--- EXERCISE INPUTS ---
— BEGIN —
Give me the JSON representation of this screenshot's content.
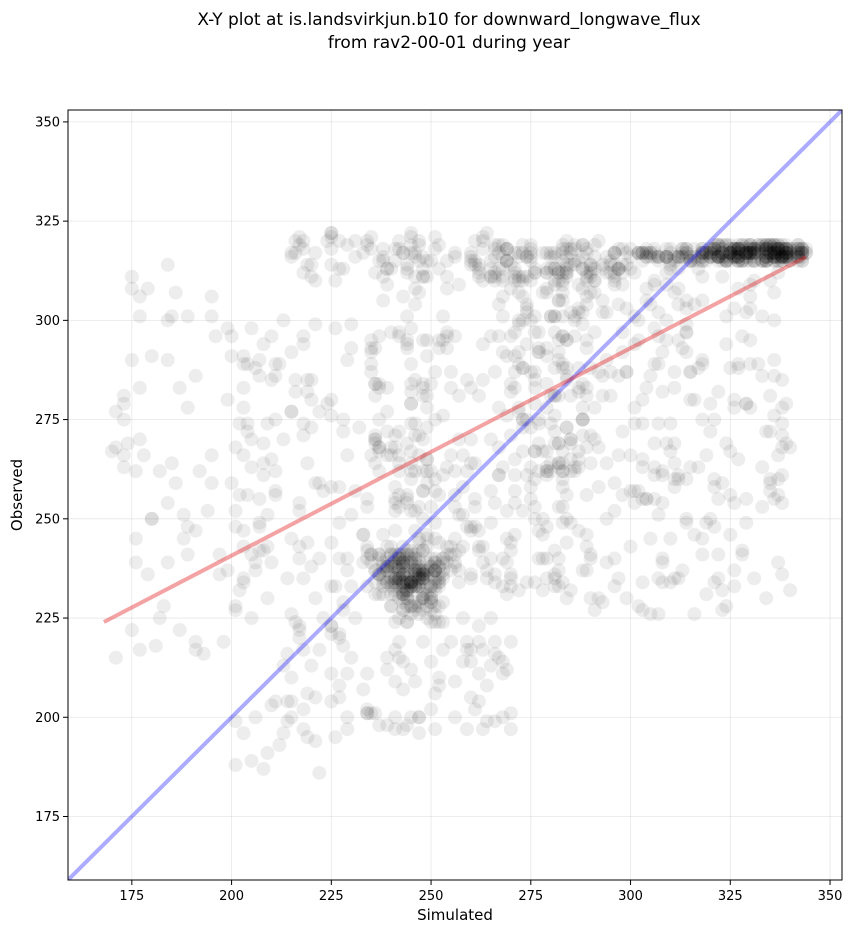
{
  "chart_data": {
    "type": "scatter",
    "title_line1": "X-Y plot at is.landsvirkjun.b10 for downward_longwave_flux",
    "title_line2": "from rav2-00-01 during year",
    "xlabel": "Simulated",
    "ylabel": "Observed",
    "xlim": [
      159,
      353
    ],
    "ylim": [
      159,
      353
    ],
    "xticks": [
      175,
      200,
      225,
      250,
      275,
      300,
      325,
      350
    ],
    "yticks": [
      175,
      200,
      225,
      250,
      275,
      300,
      325,
      350
    ],
    "grid": true,
    "point_color": "#000000",
    "point_opacity": 0.07,
    "identity_line": {
      "from": [
        159,
        159
      ],
      "to": [
        353,
        353
      ],
      "color": "#0000ff"
    },
    "fit_line": {
      "from": [
        168,
        224
      ],
      "to": [
        344,
        316
      ],
      "color": "#e31a1c"
    },
    "clusters": [
      {
        "x": [
          320,
          344
        ],
        "y": [
          315,
          319
        ],
        "n": 260,
        "dist": "uniform"
      },
      {
        "x": [
          300,
          320
        ],
        "y": [
          315,
          318
        ],
        "n": 70,
        "dist": "uniform"
      },
      {
        "x": [
          265,
          300
        ],
        "y": [
          310,
          320
        ],
        "n": 120,
        "dist": "uniform"
      },
      {
        "x": [
          215,
          265
        ],
        "y": [
          310,
          322
        ],
        "n": 90,
        "dist": "uniform"
      },
      {
        "x": [
          232,
          258
        ],
        "y": [
          222,
          248
        ],
        "n": 230,
        "dist": "gauss"
      },
      {
        "x": [
          240,
          285
        ],
        "y": [
          230,
          265
        ],
        "n": 130,
        "dist": "uniform"
      },
      {
        "x": [
          270,
          340
        ],
        "y": [
          260,
          315
        ],
        "n": 240,
        "dist": "uniform"
      },
      {
        "x": [
          285,
          340
        ],
        "y": [
          225,
          260
        ],
        "n": 90,
        "dist": "uniform"
      },
      {
        "x": [
          210,
          270
        ],
        "y": [
          195,
          225
        ],
        "n": 110,
        "dist": "uniform"
      },
      {
        "x": [
          200,
          250
        ],
        "y": [
          225,
          300
        ],
        "n": 160,
        "dist": "uniform"
      },
      {
        "x": [
          235,
          290
        ],
        "y": [
          260,
          310
        ],
        "n": 170,
        "dist": "uniform"
      },
      {
        "x": [
          170,
          205
        ],
        "y": [
          215,
          320
        ],
        "n": 75,
        "dist": "uniform"
      },
      {
        "x": [
          200,
          225
        ],
        "y": [
          185,
          200
        ],
        "n": 12,
        "dist": "uniform"
      }
    ]
  }
}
— END —
--- TO DO ---
Write the records above out again exactly, with no pictures in your copy.

--- PROBLEM SOLUTION ---
Give me the JSON representation of this screenshot's content.
{
  "chart_data": {
    "type": "scatter",
    "title_line1": "X-Y plot at is.landsvirkjun.b10 for downward_longwave_flux",
    "title_line2": "from rav2-00-01 during year",
    "xlabel": "Simulated",
    "ylabel": "Observed",
    "xlim": [
      159,
      353
    ],
    "ylim": [
      159,
      353
    ],
    "xticks": [
      175,
      200,
      225,
      250,
      275,
      300,
      325,
      350
    ],
    "yticks": [
      175,
      200,
      225,
      250,
      275,
      300,
      325,
      350
    ],
    "grid": true,
    "point_color": "#000000",
    "point_opacity": 0.07,
    "identity_line": {
      "from": [
        159,
        159
      ],
      "to": [
        353,
        353
      ],
      "color": "#0000ff"
    },
    "fit_line": {
      "from": [
        168,
        224
      ],
      "to": [
        344,
        316
      ],
      "color": "#e31a1c"
    },
    "clusters": [
      {
        "x": [
          320,
          344
        ],
        "y": [
          315,
          319
        ],
        "n": 260,
        "dist": "uniform"
      },
      {
        "x": [
          300,
          320
        ],
        "y": [
          315,
          318
        ],
        "n": 70,
        "dist": "uniform"
      },
      {
        "x": [
          265,
          300
        ],
        "y": [
          310,
          320
        ],
        "n": 120,
        "dist": "uniform"
      },
      {
        "x": [
          215,
          265
        ],
        "y": [
          310,
          322
        ],
        "n": 90,
        "dist": "uniform"
      },
      {
        "x": [
          232,
          258
        ],
        "y": [
          222,
          248
        ],
        "n": 230,
        "dist": "gauss"
      },
      {
        "x": [
          240,
          285
        ],
        "y": [
          230,
          265
        ],
        "n": 130,
        "dist": "uniform"
      },
      {
        "x": [
          270,
          340
        ],
        "y": [
          260,
          315
        ],
        "n": 240,
        "dist": "uniform"
      },
      {
        "x": [
          285,
          340
        ],
        "y": [
          225,
          260
        ],
        "n": 90,
        "dist": "uniform"
      },
      {
        "x": [
          210,
          270
        ],
        "y": [
          195,
          225
        ],
        "n": 110,
        "dist": "uniform"
      },
      {
        "x": [
          200,
          250
        ],
        "y": [
          225,
          300
        ],
        "n": 160,
        "dist": "uniform"
      },
      {
        "x": [
          235,
          290
        ],
        "y": [
          260,
          310
        ],
        "n": 170,
        "dist": "uniform"
      },
      {
        "x": [
          170,
          205
        ],
        "y": [
          215,
          320
        ],
        "n": 75,
        "dist": "uniform"
      },
      {
        "x": [
          200,
          225
        ],
        "y": [
          185,
          200
        ],
        "n": 12,
        "dist": "uniform"
      }
    ]
  }
}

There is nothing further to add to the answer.